(Saved data entries)
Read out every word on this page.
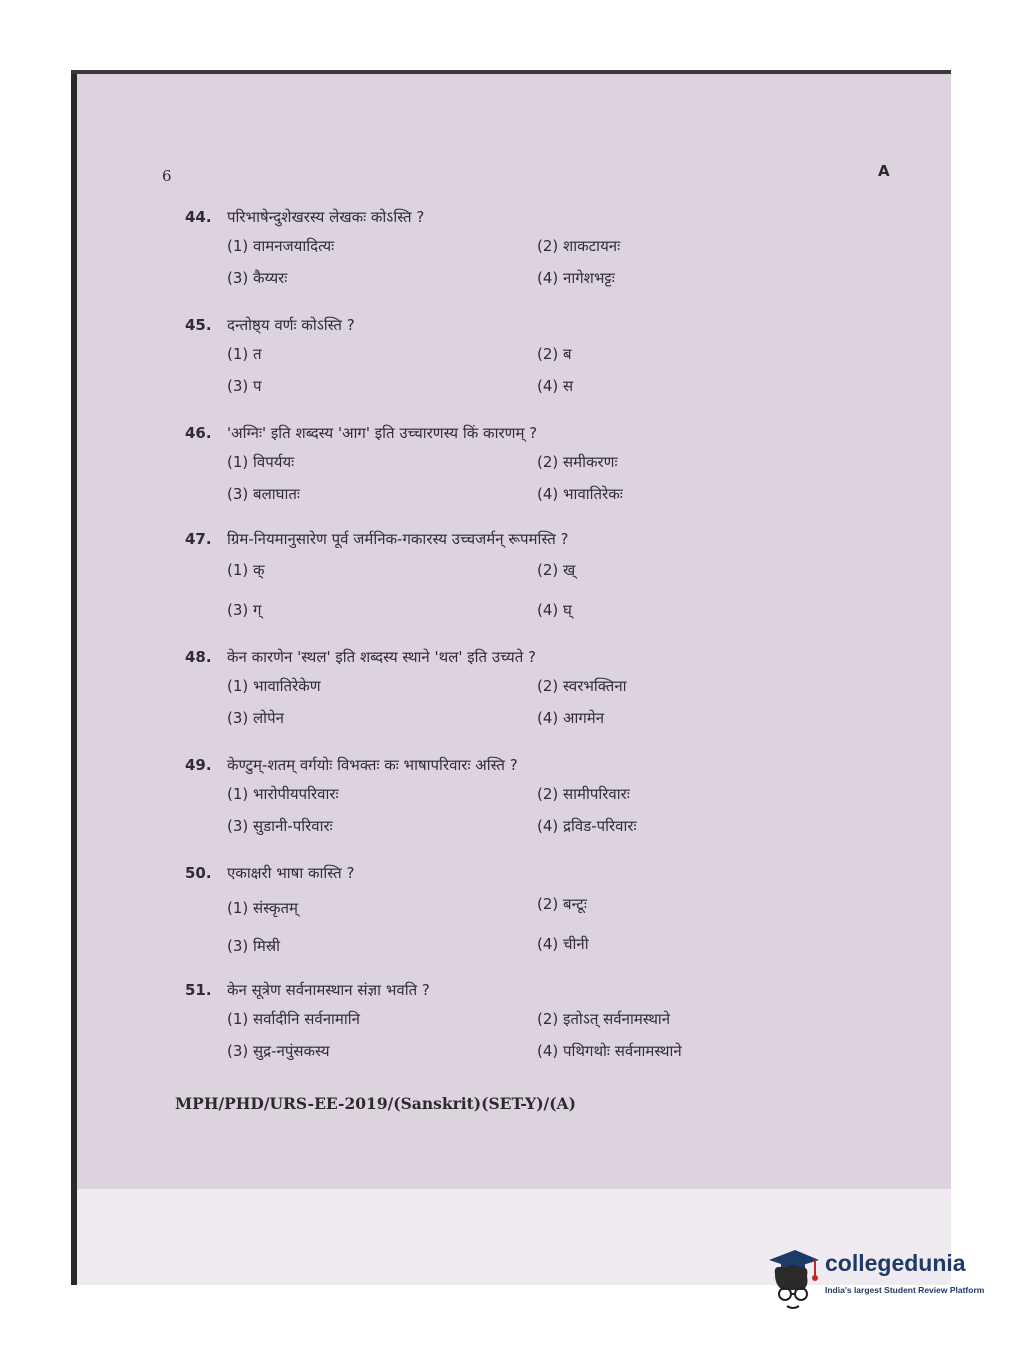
6	A
44.	परिभाषेन्दुशेखरस्य लेखकः कोऽस्ति ?
(1) वामनजयादित्यः	(2) शाकटायनः
(3) कैय्यरः	(4) नागेशभट्टः
45.	दन्तोष्ठ्य वर्णः कोऽस्ति ?
(1) त	(2) ब
(3) प	(4) स
46.	'अग्निः' इति शब्दस्य 'आग' इति उच्चारणस्य किं कारणम् ?
(1) विपर्ययः	(2) समीकरणः
(3) बलाघातः	(4) भावातिरेकः
47.	ग्रिम-नियमानुसारेण पूर्व जर्मनिक-गकारस्य उच्चजर्मन् रूपमस्ति ?
(1) क्	(2) ख्
(3) ग्	(4) घ्
48.	केन कारणेन 'स्थल' इति शब्दस्य स्थाने 'थल' इति उच्यते ?
(1) भावातिरेकेण	(2) स्वरभक्तिना
(3) लोपेन	(4) आगमेन
49.	केण्टुम्-शतम् वर्गयोः विभक्तः कः भाषापरिवारः अस्ति ?
(1) भारोपीयपरिवारः	(2) सामीपरिवारः
(3) सुडानी-परिवारः	(4) द्रविड-परिवारः
50.	एकाक्षरी भाषा कास्ति ?
(1) संस्कृतम्	(2) बन्टूः
(3) मिस्री	(4) चीनी
51.	केन सूत्रेण सर्वनामस्थान संज्ञा भवति ?
(1) सर्वादीनि सर्वनामानि	(2) इतोऽत् सर्वनामस्थाने
(3) सुद्र-नपुंसकस्य	(4) पथिगथोः सर्वनामस्थाने
MPH/PHD/URS-EE-2019/(Sanskrit)(SET-Y)/(A)
collegedunia
India's largest Student Review Platform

__The problem__:
Keep every word of the data as it is when you write it out, but drop the pictures.

__Problem solution__:
Read out every word on this page.
6	A
44.	परिभाषेन्दुशेखरस्य लेखकः कोऽस्ति ?
(1) वामनजयादित्यः	(2) शाकटायनः
(3) कैय्यरः	(4) नागेशभट्टः
45.	दन्तोष्ठ्य वर्णः कोऽस्ति ?
(1) त	(2) ब
(3) प	(4) स
46.	'अग्निः' इति शब्दस्य 'आग' इति उच्चारणस्य किं कारणम् ?
(1) विपर्ययः	(2) समीकरणः
(3) बलाघातः	(4) भावातिरेकः
47.	ग्रिम-नियमानुसारेण पूर्व जर्मनिक-गकारस्य उच्चजर्मन् रूपमस्ति ?
(1) क्	(2) ख्
(3) ग्	(4) घ्
48.	केन कारणेन 'स्थल' इति शब्दस्य स्थाने 'थल' इति उच्यते ?
(1) भावातिरेकेण	(2) स्वरभक्तिना
(3) लोपेन	(4) आगमेन
49.	केण्टुम्-शतम् वर्गयोः विभक्तः कः भाषापरिवारः अस्ति ?
(1) भारोपीयपरिवारः	(2) सामीपरिवारः
(3) सुडानी-परिवारः	(4) द्रविड-परिवारः
50.	एकाक्षरी भाषा कास्ति ?
(1) संस्कृतम्	(2) बन्टूः
(3) मिस्री	(4) चीनी
51.	केन सूत्रेण सर्वनामस्थान संज्ञा भवति ?
(1) सर्वादीनि सर्वनामानि	(2) इतोऽत् सर्वनामस्थाने
(3) सुद्र-नपुंसकस्य	(4) पथिगथोः सर्वनामस्थाने
MPH/PHD/URS-EE-2019/(Sanskrit)(SET-Y)/(A)
collegedunia
India's largest Student Review Platform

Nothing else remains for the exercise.